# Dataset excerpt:

■ ■ ■ ■

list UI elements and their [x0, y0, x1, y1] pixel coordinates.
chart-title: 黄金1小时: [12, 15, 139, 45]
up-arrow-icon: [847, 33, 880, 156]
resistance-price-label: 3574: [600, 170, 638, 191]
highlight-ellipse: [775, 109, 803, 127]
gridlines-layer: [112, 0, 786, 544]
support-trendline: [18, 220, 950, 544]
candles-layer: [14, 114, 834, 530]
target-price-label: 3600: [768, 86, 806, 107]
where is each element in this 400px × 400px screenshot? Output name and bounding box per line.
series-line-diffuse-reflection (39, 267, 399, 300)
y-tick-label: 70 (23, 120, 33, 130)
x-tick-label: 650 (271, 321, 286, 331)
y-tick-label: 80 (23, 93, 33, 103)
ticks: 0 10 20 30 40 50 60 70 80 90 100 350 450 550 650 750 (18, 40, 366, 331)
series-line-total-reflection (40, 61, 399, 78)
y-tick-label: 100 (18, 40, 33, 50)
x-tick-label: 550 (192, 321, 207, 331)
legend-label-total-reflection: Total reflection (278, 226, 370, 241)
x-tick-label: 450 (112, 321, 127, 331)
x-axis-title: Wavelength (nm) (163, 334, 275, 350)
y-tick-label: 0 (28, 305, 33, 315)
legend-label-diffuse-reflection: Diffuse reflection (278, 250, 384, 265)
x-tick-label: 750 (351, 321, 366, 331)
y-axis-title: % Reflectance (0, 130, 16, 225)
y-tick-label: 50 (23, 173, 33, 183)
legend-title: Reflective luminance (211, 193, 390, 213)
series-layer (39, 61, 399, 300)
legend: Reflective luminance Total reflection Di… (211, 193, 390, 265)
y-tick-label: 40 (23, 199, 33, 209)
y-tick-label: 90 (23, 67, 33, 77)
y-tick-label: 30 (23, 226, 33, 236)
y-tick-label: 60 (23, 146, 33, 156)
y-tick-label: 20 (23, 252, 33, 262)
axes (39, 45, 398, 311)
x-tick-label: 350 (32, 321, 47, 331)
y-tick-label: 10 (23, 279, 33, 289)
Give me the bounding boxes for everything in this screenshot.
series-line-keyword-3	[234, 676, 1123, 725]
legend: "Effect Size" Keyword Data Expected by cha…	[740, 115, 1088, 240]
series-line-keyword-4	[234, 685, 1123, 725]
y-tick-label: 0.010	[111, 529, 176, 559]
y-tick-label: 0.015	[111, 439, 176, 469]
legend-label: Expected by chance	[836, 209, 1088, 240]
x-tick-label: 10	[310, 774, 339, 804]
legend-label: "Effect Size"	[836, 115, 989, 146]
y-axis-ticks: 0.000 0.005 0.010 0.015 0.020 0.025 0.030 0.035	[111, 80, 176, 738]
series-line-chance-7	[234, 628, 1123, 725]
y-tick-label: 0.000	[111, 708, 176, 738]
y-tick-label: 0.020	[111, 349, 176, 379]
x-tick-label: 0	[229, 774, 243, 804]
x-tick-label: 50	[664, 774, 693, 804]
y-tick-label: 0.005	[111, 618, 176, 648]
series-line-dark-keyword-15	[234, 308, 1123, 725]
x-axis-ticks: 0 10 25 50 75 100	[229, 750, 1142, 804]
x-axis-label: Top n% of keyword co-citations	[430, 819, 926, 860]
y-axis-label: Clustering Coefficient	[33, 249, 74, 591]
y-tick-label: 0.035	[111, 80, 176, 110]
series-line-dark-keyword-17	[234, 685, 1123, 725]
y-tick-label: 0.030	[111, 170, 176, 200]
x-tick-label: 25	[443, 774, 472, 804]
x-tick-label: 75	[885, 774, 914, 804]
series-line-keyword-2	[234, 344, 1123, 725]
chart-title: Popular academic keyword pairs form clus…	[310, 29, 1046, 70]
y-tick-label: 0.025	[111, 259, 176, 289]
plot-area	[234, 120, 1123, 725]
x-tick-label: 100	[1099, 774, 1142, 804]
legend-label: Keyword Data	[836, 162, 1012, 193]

■ ■ ■ ■

# AIM:
Copy out the records word for word, everything from the first line down to the line containing "gridlines-layer: [112, 0, 786, 544]", with both of those lines included.

# EXERCISE OUTPUT:
list UI elements and their [x0, y0, x1, y1] pixel coordinates.
chart-title: 黄金1小时: [12, 15, 139, 45]
up-arrow-icon: [847, 33, 880, 156]
resistance-price-label: 3574: [600, 170, 638, 191]
highlight-ellipse: [775, 109, 803, 127]
gridlines-layer: [112, 0, 786, 544]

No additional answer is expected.